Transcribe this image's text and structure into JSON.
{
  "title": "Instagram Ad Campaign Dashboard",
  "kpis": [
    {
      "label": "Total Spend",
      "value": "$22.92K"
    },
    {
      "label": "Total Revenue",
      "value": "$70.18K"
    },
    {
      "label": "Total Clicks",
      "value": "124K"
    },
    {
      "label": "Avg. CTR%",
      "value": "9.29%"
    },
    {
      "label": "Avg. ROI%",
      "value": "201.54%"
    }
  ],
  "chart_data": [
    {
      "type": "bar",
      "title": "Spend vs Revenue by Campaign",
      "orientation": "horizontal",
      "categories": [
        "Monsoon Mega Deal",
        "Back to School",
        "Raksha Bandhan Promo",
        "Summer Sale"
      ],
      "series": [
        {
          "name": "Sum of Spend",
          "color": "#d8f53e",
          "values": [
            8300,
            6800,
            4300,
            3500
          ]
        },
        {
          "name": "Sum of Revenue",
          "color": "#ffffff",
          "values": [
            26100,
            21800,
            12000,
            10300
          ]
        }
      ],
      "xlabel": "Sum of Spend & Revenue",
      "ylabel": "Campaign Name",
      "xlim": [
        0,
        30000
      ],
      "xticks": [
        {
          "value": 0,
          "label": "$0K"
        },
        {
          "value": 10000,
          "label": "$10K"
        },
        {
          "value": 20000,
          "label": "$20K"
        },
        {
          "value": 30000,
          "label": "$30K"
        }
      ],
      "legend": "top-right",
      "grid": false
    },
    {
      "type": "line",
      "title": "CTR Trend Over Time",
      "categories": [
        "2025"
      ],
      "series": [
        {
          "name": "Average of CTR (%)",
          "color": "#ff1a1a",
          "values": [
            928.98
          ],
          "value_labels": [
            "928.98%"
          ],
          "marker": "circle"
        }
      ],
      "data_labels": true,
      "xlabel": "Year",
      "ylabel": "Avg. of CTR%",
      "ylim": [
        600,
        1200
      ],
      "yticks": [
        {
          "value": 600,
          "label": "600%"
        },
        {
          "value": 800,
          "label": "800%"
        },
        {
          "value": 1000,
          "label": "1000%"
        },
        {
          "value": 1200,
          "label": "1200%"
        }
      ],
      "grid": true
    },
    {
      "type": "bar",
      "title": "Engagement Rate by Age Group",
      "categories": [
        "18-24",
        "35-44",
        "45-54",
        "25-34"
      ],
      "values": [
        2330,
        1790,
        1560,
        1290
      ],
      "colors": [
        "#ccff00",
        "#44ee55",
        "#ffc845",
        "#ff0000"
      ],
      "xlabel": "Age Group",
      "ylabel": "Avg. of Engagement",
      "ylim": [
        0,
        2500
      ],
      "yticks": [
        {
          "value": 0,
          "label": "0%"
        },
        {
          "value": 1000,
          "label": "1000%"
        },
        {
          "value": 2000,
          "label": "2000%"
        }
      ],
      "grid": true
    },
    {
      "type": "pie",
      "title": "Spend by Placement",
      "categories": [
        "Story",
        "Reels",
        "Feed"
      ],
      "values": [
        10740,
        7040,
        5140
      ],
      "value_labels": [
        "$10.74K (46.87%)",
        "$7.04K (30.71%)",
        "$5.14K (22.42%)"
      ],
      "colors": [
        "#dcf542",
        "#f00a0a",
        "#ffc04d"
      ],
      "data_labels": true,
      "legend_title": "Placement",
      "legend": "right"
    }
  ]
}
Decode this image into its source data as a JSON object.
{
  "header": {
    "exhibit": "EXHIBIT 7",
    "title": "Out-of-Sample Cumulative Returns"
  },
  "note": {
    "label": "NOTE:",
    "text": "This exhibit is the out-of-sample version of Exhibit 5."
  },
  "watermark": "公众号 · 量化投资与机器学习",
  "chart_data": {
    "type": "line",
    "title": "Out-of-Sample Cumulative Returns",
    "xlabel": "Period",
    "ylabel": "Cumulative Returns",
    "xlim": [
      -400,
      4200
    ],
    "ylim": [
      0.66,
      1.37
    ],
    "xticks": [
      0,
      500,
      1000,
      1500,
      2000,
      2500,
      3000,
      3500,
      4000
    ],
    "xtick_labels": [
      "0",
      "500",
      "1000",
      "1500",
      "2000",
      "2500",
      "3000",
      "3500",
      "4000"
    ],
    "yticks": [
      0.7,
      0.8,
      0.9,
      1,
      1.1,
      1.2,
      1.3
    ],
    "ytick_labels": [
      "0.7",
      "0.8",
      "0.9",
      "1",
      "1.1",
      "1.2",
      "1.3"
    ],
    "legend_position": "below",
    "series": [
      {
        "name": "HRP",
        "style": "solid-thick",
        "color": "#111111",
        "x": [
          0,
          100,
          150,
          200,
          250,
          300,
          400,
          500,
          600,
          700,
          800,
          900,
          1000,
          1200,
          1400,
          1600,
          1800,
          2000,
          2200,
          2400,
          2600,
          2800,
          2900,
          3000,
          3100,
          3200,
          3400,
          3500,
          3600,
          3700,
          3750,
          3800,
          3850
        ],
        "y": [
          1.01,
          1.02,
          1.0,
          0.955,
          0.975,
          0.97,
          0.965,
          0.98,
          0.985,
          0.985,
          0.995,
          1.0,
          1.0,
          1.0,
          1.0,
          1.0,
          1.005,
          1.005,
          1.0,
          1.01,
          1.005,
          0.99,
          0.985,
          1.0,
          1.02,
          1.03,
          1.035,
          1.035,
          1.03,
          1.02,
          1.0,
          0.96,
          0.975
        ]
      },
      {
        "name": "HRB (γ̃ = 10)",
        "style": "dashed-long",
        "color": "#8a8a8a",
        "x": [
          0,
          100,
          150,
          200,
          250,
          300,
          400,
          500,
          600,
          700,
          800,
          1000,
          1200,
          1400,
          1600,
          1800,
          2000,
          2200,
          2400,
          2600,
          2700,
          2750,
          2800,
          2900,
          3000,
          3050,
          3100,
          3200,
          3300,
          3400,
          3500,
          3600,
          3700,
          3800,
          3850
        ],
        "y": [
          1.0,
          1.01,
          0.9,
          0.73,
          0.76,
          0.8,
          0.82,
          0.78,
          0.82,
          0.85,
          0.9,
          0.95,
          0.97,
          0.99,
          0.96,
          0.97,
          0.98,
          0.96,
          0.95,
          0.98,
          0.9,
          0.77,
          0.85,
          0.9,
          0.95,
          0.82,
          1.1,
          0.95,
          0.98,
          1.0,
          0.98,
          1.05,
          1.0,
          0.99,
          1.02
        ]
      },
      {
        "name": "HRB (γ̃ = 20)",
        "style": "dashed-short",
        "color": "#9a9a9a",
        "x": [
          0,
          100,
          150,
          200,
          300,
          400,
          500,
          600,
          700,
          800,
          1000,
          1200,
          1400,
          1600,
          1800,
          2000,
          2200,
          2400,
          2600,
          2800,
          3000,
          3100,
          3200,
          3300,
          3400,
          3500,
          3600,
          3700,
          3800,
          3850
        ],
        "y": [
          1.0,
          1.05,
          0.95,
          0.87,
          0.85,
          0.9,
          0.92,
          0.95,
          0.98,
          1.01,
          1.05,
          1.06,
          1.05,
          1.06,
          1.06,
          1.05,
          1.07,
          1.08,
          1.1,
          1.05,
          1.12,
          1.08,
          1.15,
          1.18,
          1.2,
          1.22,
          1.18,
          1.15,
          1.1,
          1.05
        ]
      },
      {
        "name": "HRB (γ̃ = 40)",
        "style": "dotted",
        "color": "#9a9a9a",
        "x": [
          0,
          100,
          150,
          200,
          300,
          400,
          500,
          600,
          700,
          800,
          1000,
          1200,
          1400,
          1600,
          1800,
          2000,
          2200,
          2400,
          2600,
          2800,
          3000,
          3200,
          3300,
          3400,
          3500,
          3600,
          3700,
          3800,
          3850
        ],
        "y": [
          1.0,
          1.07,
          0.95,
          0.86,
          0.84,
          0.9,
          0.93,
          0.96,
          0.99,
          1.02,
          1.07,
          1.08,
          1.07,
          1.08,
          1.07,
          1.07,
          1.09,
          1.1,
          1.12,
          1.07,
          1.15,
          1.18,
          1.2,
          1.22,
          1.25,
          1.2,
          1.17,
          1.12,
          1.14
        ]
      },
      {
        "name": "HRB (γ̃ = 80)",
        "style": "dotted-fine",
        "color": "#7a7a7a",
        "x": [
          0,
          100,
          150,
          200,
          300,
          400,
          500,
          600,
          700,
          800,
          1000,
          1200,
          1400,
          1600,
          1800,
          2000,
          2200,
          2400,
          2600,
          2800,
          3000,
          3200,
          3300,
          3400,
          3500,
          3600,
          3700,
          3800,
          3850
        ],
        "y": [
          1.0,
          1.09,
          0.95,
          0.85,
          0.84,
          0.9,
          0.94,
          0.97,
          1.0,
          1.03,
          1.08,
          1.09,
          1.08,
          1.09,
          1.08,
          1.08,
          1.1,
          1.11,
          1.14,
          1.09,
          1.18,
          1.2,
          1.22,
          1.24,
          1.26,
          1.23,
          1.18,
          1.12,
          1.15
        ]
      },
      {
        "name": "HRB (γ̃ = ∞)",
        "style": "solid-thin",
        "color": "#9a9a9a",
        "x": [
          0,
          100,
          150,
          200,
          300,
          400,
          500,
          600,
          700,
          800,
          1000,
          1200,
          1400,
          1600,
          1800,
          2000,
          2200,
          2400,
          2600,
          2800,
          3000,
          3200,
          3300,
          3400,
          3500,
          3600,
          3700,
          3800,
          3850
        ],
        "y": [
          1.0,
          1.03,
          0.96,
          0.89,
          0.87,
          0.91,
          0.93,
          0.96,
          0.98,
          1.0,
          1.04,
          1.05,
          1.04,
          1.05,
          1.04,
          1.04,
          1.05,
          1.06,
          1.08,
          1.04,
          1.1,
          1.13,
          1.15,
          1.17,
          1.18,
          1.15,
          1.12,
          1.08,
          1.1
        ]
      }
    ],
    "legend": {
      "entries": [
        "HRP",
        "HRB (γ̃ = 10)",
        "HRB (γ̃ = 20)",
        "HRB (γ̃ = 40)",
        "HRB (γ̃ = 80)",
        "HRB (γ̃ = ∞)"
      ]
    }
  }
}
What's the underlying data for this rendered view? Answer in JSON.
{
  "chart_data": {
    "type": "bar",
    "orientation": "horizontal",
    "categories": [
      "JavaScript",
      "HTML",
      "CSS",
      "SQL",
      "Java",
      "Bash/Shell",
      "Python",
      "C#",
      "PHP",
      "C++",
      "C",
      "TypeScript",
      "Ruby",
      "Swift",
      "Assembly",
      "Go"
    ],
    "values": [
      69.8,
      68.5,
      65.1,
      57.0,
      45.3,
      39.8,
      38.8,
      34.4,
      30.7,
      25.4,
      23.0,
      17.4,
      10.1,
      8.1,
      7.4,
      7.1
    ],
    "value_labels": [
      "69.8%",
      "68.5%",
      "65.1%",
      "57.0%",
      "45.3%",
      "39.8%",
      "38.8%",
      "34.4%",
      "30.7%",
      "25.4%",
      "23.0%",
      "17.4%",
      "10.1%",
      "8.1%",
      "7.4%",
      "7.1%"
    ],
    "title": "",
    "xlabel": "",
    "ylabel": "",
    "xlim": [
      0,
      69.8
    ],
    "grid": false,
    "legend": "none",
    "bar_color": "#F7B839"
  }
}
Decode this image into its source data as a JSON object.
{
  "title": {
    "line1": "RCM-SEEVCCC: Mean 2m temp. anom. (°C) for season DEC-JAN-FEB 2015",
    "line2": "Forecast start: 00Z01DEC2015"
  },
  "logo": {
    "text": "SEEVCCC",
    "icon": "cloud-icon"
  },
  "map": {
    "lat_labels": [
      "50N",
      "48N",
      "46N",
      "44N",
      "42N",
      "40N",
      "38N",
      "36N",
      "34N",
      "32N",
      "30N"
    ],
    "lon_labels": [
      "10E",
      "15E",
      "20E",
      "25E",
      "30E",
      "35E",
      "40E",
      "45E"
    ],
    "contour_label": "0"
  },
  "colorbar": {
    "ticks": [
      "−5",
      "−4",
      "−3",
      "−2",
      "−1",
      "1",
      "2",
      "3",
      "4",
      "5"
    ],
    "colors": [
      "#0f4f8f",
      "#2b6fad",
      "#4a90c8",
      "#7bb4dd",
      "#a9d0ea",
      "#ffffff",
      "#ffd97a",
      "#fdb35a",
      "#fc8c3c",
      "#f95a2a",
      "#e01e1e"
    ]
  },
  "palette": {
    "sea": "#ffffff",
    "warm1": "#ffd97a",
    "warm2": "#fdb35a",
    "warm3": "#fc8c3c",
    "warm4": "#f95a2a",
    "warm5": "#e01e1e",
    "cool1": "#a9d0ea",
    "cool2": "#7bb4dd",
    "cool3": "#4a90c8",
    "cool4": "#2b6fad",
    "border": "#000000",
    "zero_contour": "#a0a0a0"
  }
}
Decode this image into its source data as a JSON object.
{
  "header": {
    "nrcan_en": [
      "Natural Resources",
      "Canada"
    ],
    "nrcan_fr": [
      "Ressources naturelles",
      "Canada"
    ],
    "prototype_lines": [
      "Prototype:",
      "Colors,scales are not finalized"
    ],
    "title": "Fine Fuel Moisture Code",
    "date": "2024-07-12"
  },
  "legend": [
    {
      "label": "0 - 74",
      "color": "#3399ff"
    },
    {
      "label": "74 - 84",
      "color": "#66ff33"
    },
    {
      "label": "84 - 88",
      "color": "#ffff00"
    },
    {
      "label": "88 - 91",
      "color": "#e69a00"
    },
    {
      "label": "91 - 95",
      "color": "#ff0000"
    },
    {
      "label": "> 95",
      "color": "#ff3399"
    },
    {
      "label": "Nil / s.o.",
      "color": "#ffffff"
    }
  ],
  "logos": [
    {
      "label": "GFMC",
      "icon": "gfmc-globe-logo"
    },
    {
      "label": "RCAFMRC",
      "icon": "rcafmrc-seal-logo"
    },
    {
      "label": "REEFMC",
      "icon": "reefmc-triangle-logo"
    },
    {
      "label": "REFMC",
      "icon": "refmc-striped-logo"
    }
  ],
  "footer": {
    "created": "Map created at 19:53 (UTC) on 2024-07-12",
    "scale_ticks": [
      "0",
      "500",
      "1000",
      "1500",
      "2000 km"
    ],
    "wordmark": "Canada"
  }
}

========================

WRITTEN EXERCISE:
Copy out every line from the data above that has "dashed" in it.

ANSWER TO THE PROBLEM:
        "style": "dashed-long",
        "style": "dashed-short",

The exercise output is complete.